:: Exercise material ::

....

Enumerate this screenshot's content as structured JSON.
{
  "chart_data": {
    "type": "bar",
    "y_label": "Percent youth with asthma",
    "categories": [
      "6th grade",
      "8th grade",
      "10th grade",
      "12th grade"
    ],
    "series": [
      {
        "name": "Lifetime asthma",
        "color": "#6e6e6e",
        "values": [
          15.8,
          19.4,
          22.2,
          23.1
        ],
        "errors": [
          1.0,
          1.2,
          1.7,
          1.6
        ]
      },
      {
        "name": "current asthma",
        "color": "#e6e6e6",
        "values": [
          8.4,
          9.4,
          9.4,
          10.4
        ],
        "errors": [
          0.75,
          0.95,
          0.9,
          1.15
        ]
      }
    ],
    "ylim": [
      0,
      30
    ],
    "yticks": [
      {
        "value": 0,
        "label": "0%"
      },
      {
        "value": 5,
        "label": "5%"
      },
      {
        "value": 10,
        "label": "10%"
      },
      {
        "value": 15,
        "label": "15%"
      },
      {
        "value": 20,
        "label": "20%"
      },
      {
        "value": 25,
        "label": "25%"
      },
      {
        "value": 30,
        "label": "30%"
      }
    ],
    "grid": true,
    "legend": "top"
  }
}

....

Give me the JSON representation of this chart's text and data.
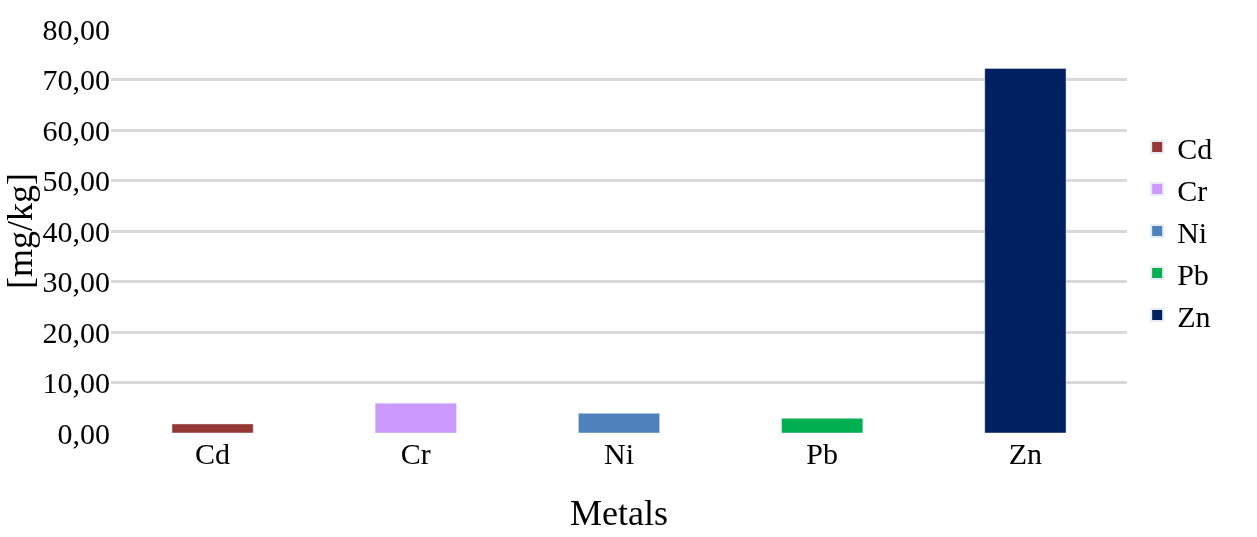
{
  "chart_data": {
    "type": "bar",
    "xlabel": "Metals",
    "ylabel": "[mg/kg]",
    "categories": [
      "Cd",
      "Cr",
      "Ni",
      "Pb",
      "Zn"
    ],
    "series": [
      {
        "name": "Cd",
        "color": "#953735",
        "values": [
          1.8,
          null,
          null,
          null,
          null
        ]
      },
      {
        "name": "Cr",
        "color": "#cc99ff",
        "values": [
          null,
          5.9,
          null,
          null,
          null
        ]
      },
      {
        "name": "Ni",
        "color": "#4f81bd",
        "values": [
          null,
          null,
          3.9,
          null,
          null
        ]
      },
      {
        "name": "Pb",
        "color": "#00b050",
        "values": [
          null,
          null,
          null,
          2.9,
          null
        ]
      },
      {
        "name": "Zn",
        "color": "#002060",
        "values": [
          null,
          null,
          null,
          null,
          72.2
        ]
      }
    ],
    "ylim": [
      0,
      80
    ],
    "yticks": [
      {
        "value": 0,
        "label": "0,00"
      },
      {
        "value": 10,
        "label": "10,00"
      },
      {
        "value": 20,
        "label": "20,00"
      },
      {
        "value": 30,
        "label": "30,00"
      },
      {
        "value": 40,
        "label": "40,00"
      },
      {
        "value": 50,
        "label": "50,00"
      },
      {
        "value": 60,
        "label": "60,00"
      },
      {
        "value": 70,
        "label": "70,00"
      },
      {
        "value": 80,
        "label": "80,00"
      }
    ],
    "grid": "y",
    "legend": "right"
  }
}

....

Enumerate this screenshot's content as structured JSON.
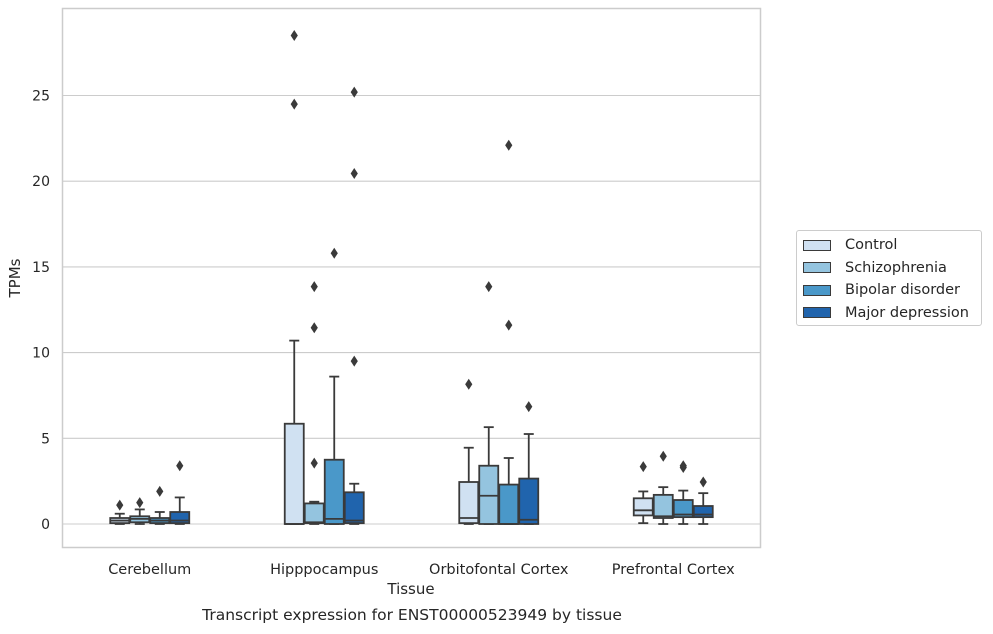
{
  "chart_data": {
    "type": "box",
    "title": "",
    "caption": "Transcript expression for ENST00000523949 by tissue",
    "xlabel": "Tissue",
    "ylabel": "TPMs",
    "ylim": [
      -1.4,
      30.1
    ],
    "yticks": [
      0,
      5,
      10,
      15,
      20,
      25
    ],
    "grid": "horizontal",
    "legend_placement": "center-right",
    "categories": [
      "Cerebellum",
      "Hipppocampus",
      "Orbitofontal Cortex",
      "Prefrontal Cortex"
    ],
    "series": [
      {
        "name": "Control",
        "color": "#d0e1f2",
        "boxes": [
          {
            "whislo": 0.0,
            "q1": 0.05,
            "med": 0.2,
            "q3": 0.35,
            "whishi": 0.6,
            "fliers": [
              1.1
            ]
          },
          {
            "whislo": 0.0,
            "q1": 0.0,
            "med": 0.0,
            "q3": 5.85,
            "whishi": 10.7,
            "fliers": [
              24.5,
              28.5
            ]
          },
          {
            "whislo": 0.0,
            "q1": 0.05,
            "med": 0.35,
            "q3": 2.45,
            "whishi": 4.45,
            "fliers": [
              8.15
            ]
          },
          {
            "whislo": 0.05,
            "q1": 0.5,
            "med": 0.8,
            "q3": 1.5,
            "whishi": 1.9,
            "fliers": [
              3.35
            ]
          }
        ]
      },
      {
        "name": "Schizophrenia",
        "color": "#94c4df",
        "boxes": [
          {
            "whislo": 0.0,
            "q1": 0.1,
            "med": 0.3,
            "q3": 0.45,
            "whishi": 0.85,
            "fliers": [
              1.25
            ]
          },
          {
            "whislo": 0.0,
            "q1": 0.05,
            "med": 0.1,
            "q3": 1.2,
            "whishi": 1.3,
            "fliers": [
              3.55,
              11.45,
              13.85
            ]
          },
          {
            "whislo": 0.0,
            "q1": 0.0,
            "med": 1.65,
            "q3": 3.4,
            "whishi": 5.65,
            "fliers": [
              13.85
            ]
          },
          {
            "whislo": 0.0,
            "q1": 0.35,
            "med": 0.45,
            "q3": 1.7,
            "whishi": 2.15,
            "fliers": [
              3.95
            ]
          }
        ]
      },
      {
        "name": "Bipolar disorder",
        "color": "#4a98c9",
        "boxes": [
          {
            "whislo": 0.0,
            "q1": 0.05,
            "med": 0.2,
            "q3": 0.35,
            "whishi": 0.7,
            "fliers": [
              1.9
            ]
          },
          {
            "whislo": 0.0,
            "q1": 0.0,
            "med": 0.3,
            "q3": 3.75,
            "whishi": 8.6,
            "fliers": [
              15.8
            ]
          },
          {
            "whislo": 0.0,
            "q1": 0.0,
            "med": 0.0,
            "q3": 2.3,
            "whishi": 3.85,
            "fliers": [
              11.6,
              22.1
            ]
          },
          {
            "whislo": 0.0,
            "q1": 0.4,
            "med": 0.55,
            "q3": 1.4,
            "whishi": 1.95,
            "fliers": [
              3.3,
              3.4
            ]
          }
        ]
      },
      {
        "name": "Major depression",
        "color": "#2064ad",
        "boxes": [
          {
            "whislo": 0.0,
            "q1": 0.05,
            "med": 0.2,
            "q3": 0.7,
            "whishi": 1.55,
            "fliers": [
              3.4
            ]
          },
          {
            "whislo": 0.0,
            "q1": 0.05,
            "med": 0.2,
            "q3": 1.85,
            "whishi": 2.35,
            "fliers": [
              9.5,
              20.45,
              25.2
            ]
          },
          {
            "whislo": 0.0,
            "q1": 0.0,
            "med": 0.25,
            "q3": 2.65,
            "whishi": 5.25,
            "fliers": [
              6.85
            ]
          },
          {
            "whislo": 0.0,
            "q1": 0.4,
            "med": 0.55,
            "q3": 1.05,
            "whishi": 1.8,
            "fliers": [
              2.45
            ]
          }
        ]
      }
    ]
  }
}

....

Pull out the lines above in which the word "name" appears.

        "name": "Lifetime asthma",
        "name": "current asthma",
        "name": "Cd",
        "name": "Cr",
        "name": "Ni",
        "name": "Pb",
        "name": "Zn",
        "name": "Control",
        "name": "Schizophrenia",
        "name": "Bipolar disorder",
        "name": "Major depression",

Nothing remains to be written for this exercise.